■ Work request
Leaving out the images, transcribe every record below exactly.

■ Images of pages and their text
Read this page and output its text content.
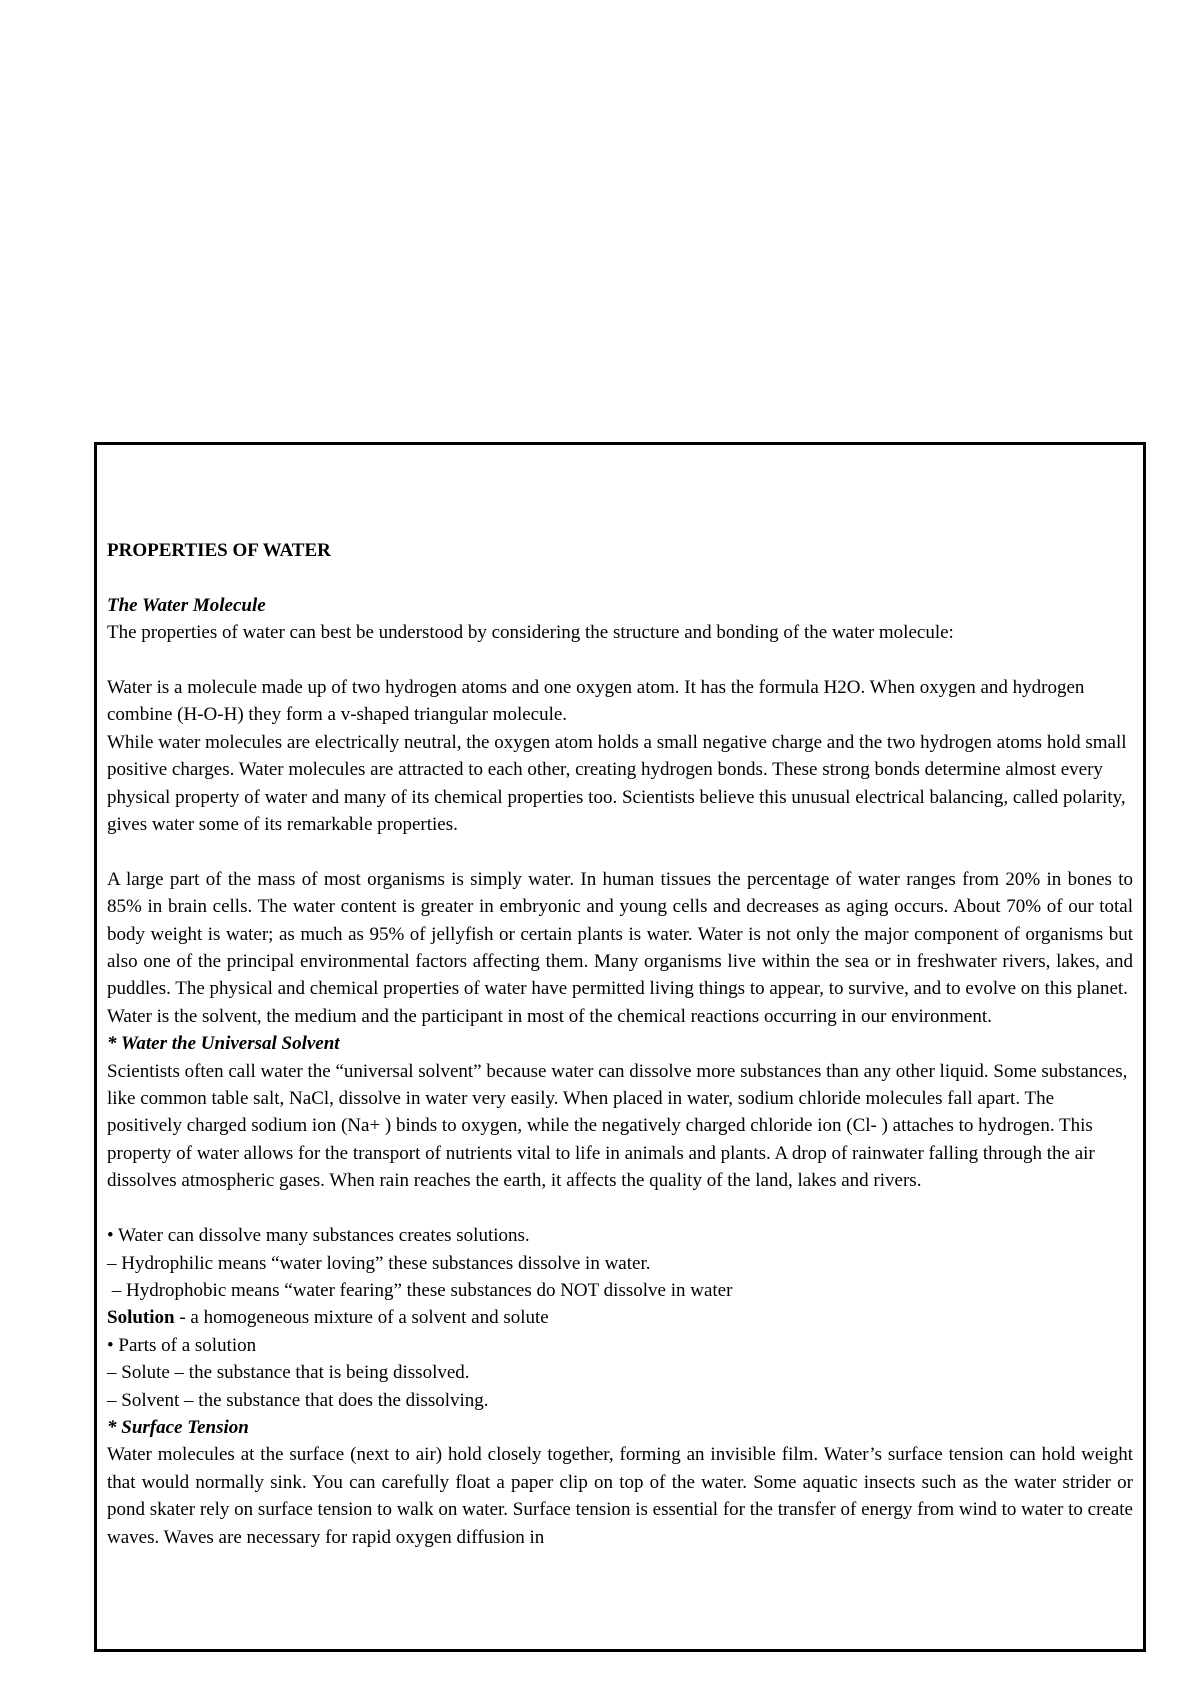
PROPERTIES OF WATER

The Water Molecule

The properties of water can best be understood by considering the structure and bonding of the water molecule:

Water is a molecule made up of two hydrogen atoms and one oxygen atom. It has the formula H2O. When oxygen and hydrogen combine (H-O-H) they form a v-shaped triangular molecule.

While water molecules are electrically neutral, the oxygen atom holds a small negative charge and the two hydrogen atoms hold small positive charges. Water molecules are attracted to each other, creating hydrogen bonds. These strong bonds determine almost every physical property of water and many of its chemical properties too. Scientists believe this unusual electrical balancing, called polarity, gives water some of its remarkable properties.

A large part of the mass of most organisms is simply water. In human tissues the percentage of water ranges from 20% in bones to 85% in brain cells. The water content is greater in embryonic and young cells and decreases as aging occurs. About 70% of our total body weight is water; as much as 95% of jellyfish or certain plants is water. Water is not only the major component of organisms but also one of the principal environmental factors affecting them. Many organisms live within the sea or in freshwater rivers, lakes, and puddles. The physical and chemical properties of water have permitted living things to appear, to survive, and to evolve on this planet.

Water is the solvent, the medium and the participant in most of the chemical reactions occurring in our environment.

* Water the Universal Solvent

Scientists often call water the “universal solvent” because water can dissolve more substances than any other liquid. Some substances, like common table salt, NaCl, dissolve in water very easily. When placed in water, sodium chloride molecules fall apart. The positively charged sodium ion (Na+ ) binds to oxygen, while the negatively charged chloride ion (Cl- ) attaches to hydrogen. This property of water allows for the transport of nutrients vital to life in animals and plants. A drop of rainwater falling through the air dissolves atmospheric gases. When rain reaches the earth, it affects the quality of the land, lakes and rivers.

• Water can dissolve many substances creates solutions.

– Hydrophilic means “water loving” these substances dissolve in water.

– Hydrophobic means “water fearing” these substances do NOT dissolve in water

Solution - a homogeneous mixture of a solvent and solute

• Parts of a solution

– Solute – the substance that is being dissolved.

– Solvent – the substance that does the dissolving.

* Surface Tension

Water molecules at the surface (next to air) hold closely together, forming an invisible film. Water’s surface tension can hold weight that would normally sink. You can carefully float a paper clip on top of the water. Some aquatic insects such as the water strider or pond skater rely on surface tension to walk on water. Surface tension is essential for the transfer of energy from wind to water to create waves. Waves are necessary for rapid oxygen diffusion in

■ Answer to this task
Read this page and output its text content.
PROPERTIES OF WATER

The Water Molecule

The properties of water can best be understood by considering the structure and bonding of the water molecule:

Water is a molecule made up of two hydrogen atoms and one oxygen atom. It has the formula H2O. When oxygen and hydrogen combine (H-O-H) they form a v-shaped triangular molecule.

While water molecules are electrically neutral, the oxygen atom holds a small negative charge and the two hydrogen atoms hold small positive charges. Water molecules are attracted to each other, creating hydrogen bonds. These strong bonds determine almost every physical property of water and many of its chemical properties too. Scientists believe this unusual electrical balancing, called polarity, gives water some of its remarkable properties.

A large part of the mass of most organisms is simply water. In human tissues the percentage of water ranges from 20% in bones to 85% in brain cells. The water content is greater in embryonic and young cells and decreases as aging occurs. About 70% of our total body weight is water; as much as 95% of jellyfish or certain plants is water. Water is not only the major component of organisms but also one of the principal environmental factors affecting them. Many organisms live within the sea or in freshwater rivers, lakes, and puddles. The physical and chemical properties of water have permitted living things to appear, to survive, and to evolve on this planet.

Water is the solvent, the medium and the participant in most of the chemical reactions occurring in our environment.

* Water the Universal Solvent

Scientists often call water the “universal solvent” because water can dissolve more substances than any other liquid. Some substances, like common table salt, NaCl, dissolve in water very easily. When placed in water, sodium chloride molecules fall apart. The positively charged sodium ion (Na+ ) binds to oxygen, while the negatively charged chloride ion (Cl- ) attaches to hydrogen. This property of water allows for the transport of nutrients vital to life in animals and plants. A drop of rainwater falling through the air dissolves atmospheric gases. When rain reaches the earth, it affects the quality of the land, lakes and rivers.

• Water can dissolve many substances creates solutions.

– Hydrophilic means “water loving” these substances dissolve in water.

– Hydrophobic means “water fearing” these substances do NOT dissolve in water

Solution - a homogeneous mixture of a solvent and solute

• Parts of a solution

– Solute – the substance that is being dissolved.

– Solvent – the substance that does the dissolving.

* Surface Tension

Water molecules at the surface (next to air) hold closely together, forming an invisible film. Water’s surface tension can hold weight that would normally sink. You can carefully float a paper clip on top of the water. Some aquatic insects such as the water strider or pond skater rely on surface tension to walk on water. Surface tension is essential for the transfer of energy from wind to water to create waves. Waves are necessary for rapid oxygen diffusion in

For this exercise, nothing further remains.